Take the material below and write it all out again exactly.

[begin RECORD SET]

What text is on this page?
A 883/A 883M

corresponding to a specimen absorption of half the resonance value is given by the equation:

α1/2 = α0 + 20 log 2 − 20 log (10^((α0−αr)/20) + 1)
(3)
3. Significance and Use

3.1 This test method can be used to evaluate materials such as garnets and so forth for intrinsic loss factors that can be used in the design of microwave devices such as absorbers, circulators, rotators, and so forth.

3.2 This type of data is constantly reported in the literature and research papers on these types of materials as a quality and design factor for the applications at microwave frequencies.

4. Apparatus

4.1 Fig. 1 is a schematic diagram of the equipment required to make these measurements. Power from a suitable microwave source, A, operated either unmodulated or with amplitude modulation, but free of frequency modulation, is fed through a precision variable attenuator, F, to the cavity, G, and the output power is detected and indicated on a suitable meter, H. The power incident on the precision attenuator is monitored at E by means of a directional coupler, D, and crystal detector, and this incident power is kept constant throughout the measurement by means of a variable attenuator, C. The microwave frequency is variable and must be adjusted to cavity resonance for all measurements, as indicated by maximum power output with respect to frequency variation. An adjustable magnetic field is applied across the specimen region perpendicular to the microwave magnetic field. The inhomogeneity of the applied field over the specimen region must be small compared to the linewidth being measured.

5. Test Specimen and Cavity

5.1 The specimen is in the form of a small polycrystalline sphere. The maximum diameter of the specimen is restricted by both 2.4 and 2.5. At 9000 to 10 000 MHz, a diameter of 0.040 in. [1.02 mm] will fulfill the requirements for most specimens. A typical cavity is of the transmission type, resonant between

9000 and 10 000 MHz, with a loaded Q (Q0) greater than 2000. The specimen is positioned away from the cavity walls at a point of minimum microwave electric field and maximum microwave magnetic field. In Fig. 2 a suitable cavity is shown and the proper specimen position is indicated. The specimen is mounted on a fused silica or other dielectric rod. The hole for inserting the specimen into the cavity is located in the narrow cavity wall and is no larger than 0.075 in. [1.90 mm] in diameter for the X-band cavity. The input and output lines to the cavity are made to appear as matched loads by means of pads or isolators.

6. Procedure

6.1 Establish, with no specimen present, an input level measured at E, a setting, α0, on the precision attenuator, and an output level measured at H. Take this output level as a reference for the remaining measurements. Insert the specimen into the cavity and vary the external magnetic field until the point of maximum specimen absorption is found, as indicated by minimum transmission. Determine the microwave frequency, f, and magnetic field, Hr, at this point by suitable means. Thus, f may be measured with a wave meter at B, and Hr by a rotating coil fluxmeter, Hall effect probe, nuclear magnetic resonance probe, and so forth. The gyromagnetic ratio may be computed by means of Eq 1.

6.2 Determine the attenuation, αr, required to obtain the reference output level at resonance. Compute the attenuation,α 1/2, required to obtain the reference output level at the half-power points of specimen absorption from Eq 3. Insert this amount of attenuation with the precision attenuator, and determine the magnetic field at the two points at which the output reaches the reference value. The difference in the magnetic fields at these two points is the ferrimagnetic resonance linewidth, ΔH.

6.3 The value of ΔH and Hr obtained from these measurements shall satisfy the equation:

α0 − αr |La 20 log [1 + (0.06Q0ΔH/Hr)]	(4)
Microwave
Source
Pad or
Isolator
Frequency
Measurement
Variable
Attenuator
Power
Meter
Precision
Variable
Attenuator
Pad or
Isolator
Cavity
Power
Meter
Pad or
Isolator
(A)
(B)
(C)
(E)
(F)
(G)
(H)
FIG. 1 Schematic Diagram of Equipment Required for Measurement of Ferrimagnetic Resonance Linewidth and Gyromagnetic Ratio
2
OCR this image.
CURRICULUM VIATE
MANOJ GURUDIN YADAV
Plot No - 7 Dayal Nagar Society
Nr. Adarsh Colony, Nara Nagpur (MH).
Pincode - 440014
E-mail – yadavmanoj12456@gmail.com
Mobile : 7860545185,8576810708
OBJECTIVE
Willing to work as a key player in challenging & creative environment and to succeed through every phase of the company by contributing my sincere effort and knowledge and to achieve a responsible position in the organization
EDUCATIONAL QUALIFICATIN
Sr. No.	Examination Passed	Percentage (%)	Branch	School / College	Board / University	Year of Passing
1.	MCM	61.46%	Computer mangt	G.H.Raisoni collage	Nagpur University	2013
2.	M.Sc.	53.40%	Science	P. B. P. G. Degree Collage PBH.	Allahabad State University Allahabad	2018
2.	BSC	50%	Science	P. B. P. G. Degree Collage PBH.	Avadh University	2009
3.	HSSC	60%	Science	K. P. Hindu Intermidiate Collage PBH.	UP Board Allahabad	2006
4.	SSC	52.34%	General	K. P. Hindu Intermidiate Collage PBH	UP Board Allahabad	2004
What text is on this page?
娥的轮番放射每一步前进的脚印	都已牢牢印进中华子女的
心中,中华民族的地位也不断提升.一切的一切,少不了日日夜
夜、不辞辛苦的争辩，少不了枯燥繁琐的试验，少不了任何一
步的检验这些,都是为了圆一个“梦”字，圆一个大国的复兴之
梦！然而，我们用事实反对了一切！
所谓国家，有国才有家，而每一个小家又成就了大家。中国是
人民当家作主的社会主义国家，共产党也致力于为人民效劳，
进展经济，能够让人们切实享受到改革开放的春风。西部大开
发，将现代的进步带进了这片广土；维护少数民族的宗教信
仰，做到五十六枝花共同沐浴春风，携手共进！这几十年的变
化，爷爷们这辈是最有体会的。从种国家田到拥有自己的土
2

[end RECORD SET]

SOLUTION BELOW
What text is on this page?
A 883/A 883M

corresponding to a specimen absorption of half the resonance value is given by the equation:

α1/2 = α0 + 20 log 2 − 20 log (10^((α0−αr)/20) + 1)
(3)
3. Significance and Use

3.1 This test method can be used to evaluate materials such as garnets and so forth for intrinsic loss factors that can be used in the design of microwave devices such as absorbers, circulators, rotators, and so forth.

3.2 This type of data is constantly reported in the literature and research papers on these types of materials as a quality and design factor for the applications at microwave frequencies.

4. Apparatus

4.1 Fig. 1 is a schematic diagram of the equipment required to make these measurements. Power from a suitable microwave source, A, operated either unmodulated or with amplitude modulation, but free of frequency modulation, is fed through a precision variable attenuator, F, to the cavity, G, and the output power is detected and indicated on a suitable meter, H. The power incident on the precision attenuator is monitored at E by means of a directional coupler, D, and crystal detector, and this incident power is kept constant throughout the measurement by means of a variable attenuator, C. The microwave frequency is variable and must be adjusted to cavity resonance for all measurements, as indicated by maximum power output with respect to frequency variation. An adjustable magnetic field is applied across the specimen region perpendicular to the microwave magnetic field. The inhomogeneity of the applied field over the specimen region must be small compared to the linewidth being measured.

5. Test Specimen and Cavity

5.1 The specimen is in the form of a small polycrystalline sphere. The maximum diameter of the specimen is restricted by both 2.4 and 2.5. At 9000 to 10 000 MHz, a diameter of 0.040 in. [1.02 mm] will fulfill the requirements for most specimens. A typical cavity is of the transmission type, resonant between

9000 and 10 000 MHz, with a loaded Q (Q0) greater than 2000. The specimen is positioned away from the cavity walls at a point of minimum microwave electric field and maximum microwave magnetic field. In Fig. 2 a suitable cavity is shown and the proper specimen position is indicated. The specimen is mounted on a fused silica or other dielectric rod. The hole for inserting the specimen into the cavity is located in the narrow cavity wall and is no larger than 0.075 in. [1.90 mm] in diameter for the X-band cavity. The input and output lines to the cavity are made to appear as matched loads by means of pads or isolators.

6. Procedure

6.1 Establish, with no specimen present, an input level measured at E, a setting, α0, on the precision attenuator, and an output level measured at H. Take this output level as a reference for the remaining measurements. Insert the specimen into the cavity and vary the external magnetic field until the point of maximum specimen absorption is found, as indicated by minimum transmission. Determine the microwave frequency, f, and magnetic field, Hr, at this point by suitable means. Thus, f may be measured with a wave meter at B, and Hr by a rotating coil fluxmeter, Hall effect probe, nuclear magnetic resonance probe, and so forth. The gyromagnetic ratio may be computed by means of Eq 1.

6.2 Determine the attenuation, αr, required to obtain the reference output level at resonance. Compute the attenuation,α 1/2, required to obtain the reference output level at the half-power points of specimen absorption from Eq 3. Insert this amount of attenuation with the precision attenuator, and determine the magnetic field at the two points at which the output reaches the reference value. The difference in the magnetic fields at these two points is the ferrimagnetic resonance linewidth, ΔH.

6.3 The value of ΔH and Hr obtained from these measurements shall satisfy the equation:

α0 − αr |La 20 log [1 + (0.06Q0ΔH/Hr)]	(4)
Microwave
Source
Pad or
Isolator
Frequency
Measurement
Variable
Attenuator
Power
Meter
Precision
Variable
Attenuator
Pad or
Isolator
Cavity
Power
Meter
Pad or
Isolator
(A)
(B)
(C)
(E)
(F)
(G)
(H)
FIG. 1 Schematic Diagram of Equipment Required for Measurement of Ferrimagnetic Resonance Linewidth and Gyromagnetic Ratio
2
OCR this image.
CURRICULUM VIATE
MANOJ GURUDIN YADAV
Plot No - 7 Dayal Nagar Society
Nr. Adarsh Colony, Nara Nagpur (MH).
Pincode - 440014
E-mail – yadavmanoj12456@gmail.com
Mobile : 7860545185,8576810708
OBJECTIVE
Willing to work as a key player in challenging & creative environment and to succeed through every phase of the company by contributing my sincere effort and knowledge and to achieve a responsible position in the organization
EDUCATIONAL QUALIFICATIN
Sr. No.	Examination Passed	Percentage (%)	Branch	School / College	Board / University	Year of Passing
1.	MCM	61.46%	Computer mangt	G.H.Raisoni collage	Nagpur University	2013
2.	M.Sc.	53.40%	Science	P. B. P. G. Degree Collage PBH.	Allahabad State University Allahabad	2018
2.	BSC	50%	Science	P. B. P. G. Degree Collage PBH.	Avadh University	2009
3.	HSSC	60%	Science	K. P. Hindu Intermidiate Collage PBH.	UP Board Allahabad	2006
4.	SSC	52.34%	General	K. P. Hindu Intermidiate Collage PBH	UP Board Allahabad	2004
What text is on this page?
娥的轮番放射每一步前进的脚印	都已牢牢印进中华子女的
心中,中华民族的地位也不断提升.一切的一切,少不了日日夜
夜、不辞辛苦的争辩，少不了枯燥繁琐的试验，少不了任何一
步的检验这些,都是为了圆一个“梦”字，圆一个大国的复兴之
梦！然而，我们用事实反对了一切！
所谓国家，有国才有家，而每一个小家又成就了大家。中国是
人民当家作主的社会主义国家，共产党也致力于为人民效劳，
进展经济，能够让人们切实享受到改革开放的春风。西部大开
发，将现代的进步带进了这片广土；维护少数民族的宗教信
仰，做到五十六枝花共同沐浴春风，携手共进！这几十年的变
化，爷爷们这辈是最有体会的。从种国家田到拥有自己的土
2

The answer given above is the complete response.